§ Exercise instructions
Continue the essay on home and being a serial migrant, starting after its final sentence.

§ Page text

Confessions of a Serial Migrant

Picture credit: Lea Böhm

Home is a feeling

I think of myself as a serial migrant, with a whirlpool of maps under my carbon footprint. I collect homes in my memory, adding each new place to an album of sights, smells, textures, and climates. Each place blurring the idea of home even more. For my parents, “home” was an ancestral town they left behind in India after the partition. For my children, “home” is a button on their Apple devices that they press to access their digital lives. My parents’ generation talked about the idea of home with an infectious nostalgia – my children think of it as a transitory concept, a technical detail. They are at home with technology. They Facetime friends across continents, bonding over video games as if they were in the same room. Physicality is a minor detail for them. Unlike my parents who would cherish the odd letter that would get through the stringent borders of the nation state, my children don’t find distances a matter of inconvenience. As long as they have a good WIFI connection. I am somewhere in between. I am neither at home in the past like my parents, nor in the future like my children. I am suspended somewhere in the middle, trying to figure out what home means to someone whose identity has slowly eroded with each subsequent move. In this age of mass displacement, there are many people like me who feel at home in a country in which they are temporary residents, but like a stranger in the land of their birth. It makes me wonder why we think of home as a static concept. Home, if anything, is a metaphor for familiarity, comfort and acceptance. Home is a mug of hot chocolate on a cold snowy day, a steadying hand when you feel unsure, the scent of your mother’s headscarf, a big warm hug, even if it is from a stranger.

Document layout detection data:
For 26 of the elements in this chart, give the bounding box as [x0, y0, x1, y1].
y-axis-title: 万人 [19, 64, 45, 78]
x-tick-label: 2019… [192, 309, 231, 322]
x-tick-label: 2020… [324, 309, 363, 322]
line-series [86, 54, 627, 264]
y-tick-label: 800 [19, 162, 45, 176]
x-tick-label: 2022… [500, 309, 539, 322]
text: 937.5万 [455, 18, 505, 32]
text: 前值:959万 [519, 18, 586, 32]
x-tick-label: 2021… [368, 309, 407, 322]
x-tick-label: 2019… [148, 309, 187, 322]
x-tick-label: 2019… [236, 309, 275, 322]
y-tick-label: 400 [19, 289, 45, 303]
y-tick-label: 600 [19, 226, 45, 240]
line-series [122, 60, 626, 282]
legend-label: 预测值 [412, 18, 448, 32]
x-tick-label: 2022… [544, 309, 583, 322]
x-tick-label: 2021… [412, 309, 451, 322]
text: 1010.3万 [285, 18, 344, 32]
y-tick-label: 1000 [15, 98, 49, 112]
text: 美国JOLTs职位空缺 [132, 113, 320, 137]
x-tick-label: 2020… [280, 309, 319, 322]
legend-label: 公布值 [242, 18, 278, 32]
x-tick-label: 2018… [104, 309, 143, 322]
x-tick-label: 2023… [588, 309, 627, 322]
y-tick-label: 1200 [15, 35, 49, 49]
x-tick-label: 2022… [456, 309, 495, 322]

§ Response
Home is a cloud

Where do you house your memories? These days my past, present and future reside together in a cloud that looms above me, invisible but omnipresent. It stores my pictures, my documents, my bills, everything that documents my existence. Everything that tells me that I have lived. Every now and then, a memory pops up from the cloud and onto the many screens that surround me, to remind me that I have lived. Without it, perhaps I would not exist. My virtual existence remains more stable than my nomadic physical self, wandering the globe in search of a home. A home to which I belong, rather than one which belongs to me. I long for acceptance. At a time where home is transient, the cloud remains the most welcoming, always ready to house more of me. Never judging, never critiquing, giving me a false sense of security of protection, of comfort. All those things I associate with home. Is home then a cloud?

Home is a piece of paper

Is home the country on your passport, or the space inside your heart? During the pandemic, many of us who had taken the freedom to travel for granted began to question the idea of home. One European colleague who had deep ties with NYC having lived and taught there for decades found that he could no longer enter the US unless he was a national. One American colleague found that she could no longer access her property in France without citizenship as borders were closed to everyone except citizens. For the first time ever at immigration, the officer told me it was better to travel on my Pakistani passport than the British one, as people from Britain were restricted from travelling during Europe’s raging siege under the virus. The idea of home was suddenly reduced to a piece of paper. Is home more than just your citizenship? Or is home what your passport says it is? But what about those who, like my students in the Gulf, are born in countries which don’t grant them citizenship? Or those migrants who are deported after decades on a foreign soil just because they don’t have the right papers. All those children who grow up without any connections to the lands of their ancestors and can’t even speak the language or identify with their cultural heritage, yet are denied citizenship in the country where they learn to speak and think – where is home for them? Home is what the home office decides it is.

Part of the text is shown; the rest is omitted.